Problem to solve: Go through the lines below and copy each one that holds the string "Севастополя".

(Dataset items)
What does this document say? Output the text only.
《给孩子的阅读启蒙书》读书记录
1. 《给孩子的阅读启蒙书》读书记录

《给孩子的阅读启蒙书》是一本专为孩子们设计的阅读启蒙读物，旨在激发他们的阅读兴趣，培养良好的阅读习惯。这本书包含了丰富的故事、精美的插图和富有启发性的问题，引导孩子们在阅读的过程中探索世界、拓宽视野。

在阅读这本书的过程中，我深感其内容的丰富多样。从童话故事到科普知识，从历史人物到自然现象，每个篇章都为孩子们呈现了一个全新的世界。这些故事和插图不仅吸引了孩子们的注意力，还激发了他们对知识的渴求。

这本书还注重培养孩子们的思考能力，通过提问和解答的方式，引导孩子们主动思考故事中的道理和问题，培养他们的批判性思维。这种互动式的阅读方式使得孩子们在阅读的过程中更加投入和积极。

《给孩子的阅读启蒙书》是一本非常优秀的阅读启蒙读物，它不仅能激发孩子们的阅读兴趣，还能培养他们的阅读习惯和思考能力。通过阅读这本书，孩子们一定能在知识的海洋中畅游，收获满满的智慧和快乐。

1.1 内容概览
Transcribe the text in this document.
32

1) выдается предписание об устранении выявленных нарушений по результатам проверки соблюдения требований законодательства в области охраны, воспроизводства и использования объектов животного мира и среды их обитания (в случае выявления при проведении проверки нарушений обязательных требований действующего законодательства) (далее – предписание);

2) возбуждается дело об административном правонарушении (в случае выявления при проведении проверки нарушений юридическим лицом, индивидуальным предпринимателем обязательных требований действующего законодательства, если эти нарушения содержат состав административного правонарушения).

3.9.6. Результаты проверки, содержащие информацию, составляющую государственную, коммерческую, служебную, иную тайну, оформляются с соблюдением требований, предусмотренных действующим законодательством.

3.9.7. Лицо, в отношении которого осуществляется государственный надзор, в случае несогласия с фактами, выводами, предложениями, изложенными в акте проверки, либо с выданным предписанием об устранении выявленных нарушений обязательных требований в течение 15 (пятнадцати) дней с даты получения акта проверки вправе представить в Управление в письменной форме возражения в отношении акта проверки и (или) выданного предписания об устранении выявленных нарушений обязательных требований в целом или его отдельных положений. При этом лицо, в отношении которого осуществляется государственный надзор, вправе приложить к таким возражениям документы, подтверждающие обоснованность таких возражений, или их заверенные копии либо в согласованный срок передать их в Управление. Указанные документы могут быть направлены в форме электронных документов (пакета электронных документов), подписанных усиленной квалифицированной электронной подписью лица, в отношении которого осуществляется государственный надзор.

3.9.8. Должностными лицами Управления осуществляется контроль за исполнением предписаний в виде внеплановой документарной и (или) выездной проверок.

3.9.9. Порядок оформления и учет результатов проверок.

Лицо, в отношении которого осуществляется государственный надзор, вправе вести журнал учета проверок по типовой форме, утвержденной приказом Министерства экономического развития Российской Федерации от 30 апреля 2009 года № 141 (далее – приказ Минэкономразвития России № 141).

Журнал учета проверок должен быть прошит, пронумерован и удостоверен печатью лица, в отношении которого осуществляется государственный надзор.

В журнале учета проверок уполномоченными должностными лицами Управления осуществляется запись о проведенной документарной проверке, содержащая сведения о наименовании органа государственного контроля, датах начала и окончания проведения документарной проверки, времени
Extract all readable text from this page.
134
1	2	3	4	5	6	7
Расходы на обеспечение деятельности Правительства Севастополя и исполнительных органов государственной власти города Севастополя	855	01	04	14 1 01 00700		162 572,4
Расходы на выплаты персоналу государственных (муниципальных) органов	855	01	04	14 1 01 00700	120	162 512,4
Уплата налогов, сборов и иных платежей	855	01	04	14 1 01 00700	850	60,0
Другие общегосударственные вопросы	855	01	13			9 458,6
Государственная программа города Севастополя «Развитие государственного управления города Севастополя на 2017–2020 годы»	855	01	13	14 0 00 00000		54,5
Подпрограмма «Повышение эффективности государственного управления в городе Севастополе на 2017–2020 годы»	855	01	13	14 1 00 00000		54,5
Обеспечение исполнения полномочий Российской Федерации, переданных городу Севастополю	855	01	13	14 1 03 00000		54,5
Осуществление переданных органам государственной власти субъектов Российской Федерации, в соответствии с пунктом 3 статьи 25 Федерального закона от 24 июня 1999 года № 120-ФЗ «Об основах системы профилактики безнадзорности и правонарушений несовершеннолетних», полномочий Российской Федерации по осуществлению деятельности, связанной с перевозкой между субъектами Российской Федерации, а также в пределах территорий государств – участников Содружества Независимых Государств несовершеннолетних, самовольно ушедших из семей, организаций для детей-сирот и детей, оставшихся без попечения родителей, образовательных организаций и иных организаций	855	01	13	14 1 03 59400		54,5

Written response:
Расходы на обеспечение деятельности Правительства Севастополя и исполнительных органов государственной власти города Севастополя	855	01	04	14 1 01 00700		162 572,4
Государственная программа города Севастополя «Развитие государственного управления города Севастополя на 2017–2020 годы»	855	01	13	14 0 00 00000		54,5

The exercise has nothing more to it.